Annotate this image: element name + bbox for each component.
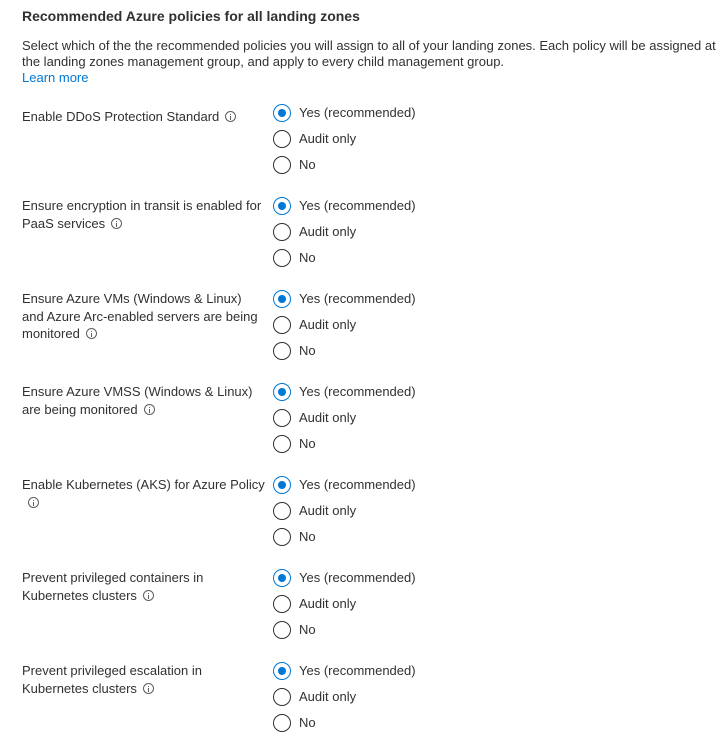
info-icon[interactable] (111, 217, 123, 229)
policy-row: Prevent privileged escalation in Kuberne… (0, 662, 718, 742)
policy-row: Enable DDoS Protection Standard Yes (reco… (0, 104, 718, 184)
policy-label: Ensure Azure VMs (Windows & Linux) and A… (22, 290, 266, 343)
info-icon[interactable] (142, 682, 154, 694)
radio-option-label: No (299, 622, 316, 637)
radio-unselected-icon[interactable] (273, 316, 291, 334)
radio-unselected-icon[interactable] (273, 409, 291, 427)
radio-option-label: Audit only (299, 224, 357, 239)
radio-option-label: No (299, 529, 316, 544)
policy-label-text: Prevent privileged containers in Kuberne… (22, 570, 204, 603)
radio-unselected-icon[interactable] (273, 528, 291, 546)
policy-label: Prevent privileged containers in Kuberne… (22, 569, 266, 604)
radio-option-label: Yes (recommended) (299, 570, 416, 585)
policy-row: Enable Kubernetes (AKS) for Azure Policy… (0, 476, 718, 556)
radio-option-label: Audit only (299, 317, 357, 332)
policy-label: Prevent privileged escalation in Kuberne… (22, 662, 266, 697)
learn-more-link[interactable]: Learn more (22, 70, 88, 85)
policy-label-text: Prevent privileged escalation in Kuberne… (22, 663, 202, 696)
radio-option-label: Yes (recommended) (299, 291, 416, 306)
info-icon[interactable] (225, 111, 237, 122)
policy-label-text: Ensure Azure VMs (Windows & Linux) and A… (22, 291, 258, 341)
radio-option-label: Audit only (299, 131, 357, 146)
radio-selected-icon[interactable] (273, 104, 291, 122)
radio-selected-icon[interactable] (273, 662, 291, 680)
radio-option-label: Audit only (299, 689, 357, 704)
radio-option-label: Yes (recommended) (299, 384, 416, 399)
section-title: Recommended Azure policies for all landi… (22, 8, 360, 24)
radio-option-label: No (299, 436, 316, 451)
info-icon[interactable] (143, 403, 155, 415)
policies-page: Recommended Azure policies for all landi… (0, 0, 718, 743)
radio-option-label: Audit only (299, 596, 357, 611)
policy-row: Ensure Azure VMs (Windows & Linux) and A… (0, 290, 718, 370)
radio-option-label: Audit only (299, 410, 357, 425)
radio-unselected-icon[interactable] (273, 249, 291, 267)
section-description: Select which of the the recommended poli… (22, 38, 718, 86)
policy-label: Ensure Azure VMSS (Windows & Linux) are … (22, 383, 266, 418)
radio-option-label: No (299, 715, 316, 730)
policy-row: Prevent privileged containers in Kuberne… (0, 569, 718, 649)
radio-option-label: Audit only (299, 503, 357, 518)
radio-unselected-icon[interactable] (273, 130, 291, 148)
policy-label-text: Enable DDoS Protection Standard (22, 109, 220, 124)
radio-selected-icon[interactable] (273, 476, 291, 494)
radio-option-label: No (299, 343, 316, 358)
radio-selected-icon[interactable] (273, 569, 291, 587)
radio-selected-icon[interactable] (273, 197, 291, 215)
policy-label: Enable DDoS Protection Standard (22, 108, 266, 126)
info-icon[interactable] (28, 496, 39, 508)
radio-unselected-icon[interactable] (273, 595, 291, 613)
radio-unselected-icon[interactable] (273, 435, 291, 453)
description-text: Select which of the the recommended poli… (22, 38, 716, 69)
radio-unselected-icon[interactable] (273, 156, 291, 174)
radio-option-label: Yes (recommended) (299, 105, 416, 120)
policy-label-text: Ensure Azure VMSS (Windows & Linux) are … (22, 384, 253, 417)
info-icon[interactable] (142, 589, 154, 601)
radio-unselected-icon[interactable] (273, 621, 291, 639)
radio-selected-icon[interactable] (273, 383, 291, 401)
radio-selected-icon[interactable] (273, 290, 291, 308)
radio-option-label: No (299, 250, 316, 265)
radio-option-label: Yes (recommended) (299, 477, 416, 492)
policy-row: Ensure Azure VMSS (Windows & Linux) are … (0, 383, 718, 463)
radio-unselected-icon[interactable] (273, 342, 291, 360)
policy-label: Enable Kubernetes (AKS) for Azure Policy (22, 476, 266, 511)
policy-label-text: Enable Kubernetes (AKS) for Azure Policy (22, 477, 265, 492)
radio-option-label: Yes (recommended) (299, 663, 416, 678)
policy-row: Ensure encryption in transit is enabled … (0, 197, 718, 277)
radio-unselected-icon[interactable] (273, 223, 291, 241)
radio-option-label: Yes (recommended) (299, 198, 416, 213)
radio-unselected-icon[interactable] (273, 714, 291, 732)
info-icon[interactable] (85, 328, 97, 339)
radio-option-label: No (299, 157, 316, 172)
policy-label-text: Ensure encryption in transit is enabled … (22, 198, 262, 231)
policy-label: Ensure encryption in transit is enabled … (22, 197, 266, 232)
radio-unselected-icon[interactable] (273, 502, 291, 520)
radio-unselected-icon[interactable] (273, 688, 291, 706)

> [Stated task]:
How many lines of the data above contain the string "encryption"? Reply with the number only.

> [Task result]:
3